**Tasks for this exercise:**
#1 According to the inmate labor article, inmates from which correctional facility are the only ones allowed to work at the Louisiana capitol?
#2 Pick up the inmate labor article from the point where it stops.

**Source text:**
Reprinted with permission from Alternet.
When activist Sam Sinyangwe was awaiting a meeting with the governor’s office at the Louisiana state capitol building in Baton Rouge, he noticed something odd. A black man in a dark-blue jumpsuit was printing papers while a correctional guard—with a badge and gun—stood watching over him. The pair stood out against the white, middle-aged legislators populating the building.
Sinyangwe said he did not know exactly what he was looking at, until he saw another black man in the same dark-blue outfit serving food at the capitol building’s cafeteria. This time, Sinyangwe noticed that the man had a patch on his chest labeling him a prisoner of the Louisiana State Department of Corrections, complete with an identification number.
Sinyangwe realized that the server, the man printing papers and the other people working in the lunch line were all prisoners.
Inmates working at the capitol building in Baton Rouge is a common sight. Prisoners work in the Louisiana governor’s mansion and inmates clean up after Louisiana State University football games as well. But the labor practice of having inmates work in state government buildings extends beyond Louisiana; at least six other states in the U.S. allow for this practice: Arkansas, Alabama, Missouri, Oklahoma, Nebraska and Georgia.
The inmates allowed to work in the capitol or at the governor’s mansion are fairly low in number and are carefully screened. According to NOLA.com, about 20 to 25 people work daily in the capitol, and 15 to 18 other inmates work as groundskeepers outside the building. The inmates may not be serving a sentence for a sex crime or a violent offense like murder and must have a history of good behavior while incarcerated and display good work ethic. Furthermore, only inmates at the Dixon Correctional Institute (a men-only facility) can work at the capitol, as it is only 30 miles away.
A similar process occurs in Georgia, where inmates must receive a referral from the Board of Pardons of Parole or the Classification Committee within a state prison. Working at the governor’s mansion in Georgia is contingent upon an inmate’s criminal history, their behavior while incarcerated and their release date, among other factors.

[Layout dataset entries]
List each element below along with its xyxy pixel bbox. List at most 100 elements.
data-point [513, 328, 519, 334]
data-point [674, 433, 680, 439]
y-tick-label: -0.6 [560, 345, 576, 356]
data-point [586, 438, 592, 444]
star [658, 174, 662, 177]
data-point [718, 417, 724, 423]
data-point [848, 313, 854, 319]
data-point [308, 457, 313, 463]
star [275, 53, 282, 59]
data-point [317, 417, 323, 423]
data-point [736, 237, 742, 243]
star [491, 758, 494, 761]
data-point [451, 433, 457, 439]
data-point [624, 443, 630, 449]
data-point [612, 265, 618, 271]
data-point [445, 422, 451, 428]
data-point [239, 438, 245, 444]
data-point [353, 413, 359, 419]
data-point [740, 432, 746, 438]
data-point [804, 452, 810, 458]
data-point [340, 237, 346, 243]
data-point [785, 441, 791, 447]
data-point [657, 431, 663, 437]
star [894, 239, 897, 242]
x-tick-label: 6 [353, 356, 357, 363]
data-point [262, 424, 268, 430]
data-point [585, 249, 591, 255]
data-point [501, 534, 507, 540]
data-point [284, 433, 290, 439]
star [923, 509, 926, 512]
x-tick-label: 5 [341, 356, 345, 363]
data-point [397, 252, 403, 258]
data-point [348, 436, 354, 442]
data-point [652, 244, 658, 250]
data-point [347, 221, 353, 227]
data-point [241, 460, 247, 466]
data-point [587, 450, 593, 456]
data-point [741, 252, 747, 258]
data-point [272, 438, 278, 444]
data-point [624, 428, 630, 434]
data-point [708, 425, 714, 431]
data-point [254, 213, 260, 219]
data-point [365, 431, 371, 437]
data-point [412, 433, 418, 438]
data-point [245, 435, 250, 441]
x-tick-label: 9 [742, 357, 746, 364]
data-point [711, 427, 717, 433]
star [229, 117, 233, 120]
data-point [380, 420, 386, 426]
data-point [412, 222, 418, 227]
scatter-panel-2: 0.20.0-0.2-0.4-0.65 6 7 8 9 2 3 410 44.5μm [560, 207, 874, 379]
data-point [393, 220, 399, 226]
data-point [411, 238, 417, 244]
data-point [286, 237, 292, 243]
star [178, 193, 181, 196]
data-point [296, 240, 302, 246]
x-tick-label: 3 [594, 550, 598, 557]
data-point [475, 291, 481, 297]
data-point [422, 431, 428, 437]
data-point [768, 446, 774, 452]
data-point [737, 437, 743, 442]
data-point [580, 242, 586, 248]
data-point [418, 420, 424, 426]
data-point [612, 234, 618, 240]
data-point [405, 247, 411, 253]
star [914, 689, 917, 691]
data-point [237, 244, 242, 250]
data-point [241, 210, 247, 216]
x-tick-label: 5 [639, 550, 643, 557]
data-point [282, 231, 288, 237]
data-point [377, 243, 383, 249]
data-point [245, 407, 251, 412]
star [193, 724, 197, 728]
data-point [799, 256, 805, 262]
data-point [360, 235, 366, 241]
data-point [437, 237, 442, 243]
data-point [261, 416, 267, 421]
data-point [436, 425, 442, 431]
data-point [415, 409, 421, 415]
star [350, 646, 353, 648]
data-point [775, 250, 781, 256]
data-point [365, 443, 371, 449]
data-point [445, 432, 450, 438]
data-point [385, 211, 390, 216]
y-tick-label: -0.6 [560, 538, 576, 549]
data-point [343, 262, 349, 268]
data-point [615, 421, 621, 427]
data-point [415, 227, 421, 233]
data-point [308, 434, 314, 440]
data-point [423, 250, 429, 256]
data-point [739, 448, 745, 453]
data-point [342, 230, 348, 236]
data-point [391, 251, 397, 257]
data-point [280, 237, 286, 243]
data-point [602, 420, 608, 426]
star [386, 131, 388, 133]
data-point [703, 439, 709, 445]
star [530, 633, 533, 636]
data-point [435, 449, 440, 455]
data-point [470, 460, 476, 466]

**The replies:**
#1 Only inmates from the Dixon Correctional Institute, a men-only facility about 30 miles away.

#2
The inmates perform janitorial tasks such as cleaning the floors or the offices of state legislators. In the Louisiana capitol, inmates also perform small tasks for legislators like grabbing lunch for them.
While inmates working in state government buildings are dutifully screened, they are not much better paid than prisoners with other jobs. In Louisiana, inmates in the capitol are paid between 2 and 20 cents per hour. They could opt for earning good-time credit toward early release, but only if they qualify. And with a normal workday of at least 12 hours—from 5 in the morning to at least 5 in the afternoon, barring legislative sessions when inmates work more than 12 hours—the prisoners make between 24 cents and $2.40 a day. Inmates working in the governor’s mansion in Missouri recently got a small pay raise to $1.25 an hour to make about $10 per day. With the previous arrangement, prisoners earned $9 a day. In Arkansas, the prisoners are not paid at all.
History of the practice
The practice of using prison inmates as laborers stretches back to the end of the Civil War and the Emancipation Proclamation. As more black people were freed from slavery, the plantation economy of the South began to falter with the loss of their primary form of labor. The result was the establishment of vagrancy laws, which specifically targeted black communities, in an effort to incarcerate more black people and force them to work once again.
Even the name given to prisoners who work as servants in governor’s mansions and capitol buildings in some states—trustee—is the same title that was given to prisoners who worked as overseers on infamous prison plantations such as Angola and Parchman. Prison plantations began replacing the convict lease system in the 1920s as a way for prisoners, an overwhelming majority of whom were black men, to work. Back then, it was considered a privilege to be an overseer on a plantation, and the same narrative goes for inmates working in governor’s mansions today.
“All of this, it looks very familiar: having black laborers toiling in the fields under the eye of overseers and having a white governor served by people drawn from that same forced labor pool,” said Carl Takei, a staff attorney at the National Prison Project of the ACLU.
Since then, prisoners have been used as underpaid and unpaid laborers, from private companies to state government buildings. The legal loophole that allows this practice to continue is the 13th Amendment to the Constitution. While the 13th Amendment is best known for abolishing slavery, a clause in the amendment stipulates for the continued legality of slavery within the criminal justice system.
The clause reads: “Neither slavery nor involuntary servitude, except as a punishment for crime whereof the party shall have been duly convicted, shall exist within the United States, or any place subject to their jurisdiction.”
“If somebody is being subjected to forced labor as part of their sentence in a criminal proceeding, then that is outside the scope of the 13th Amendment,” Takei said.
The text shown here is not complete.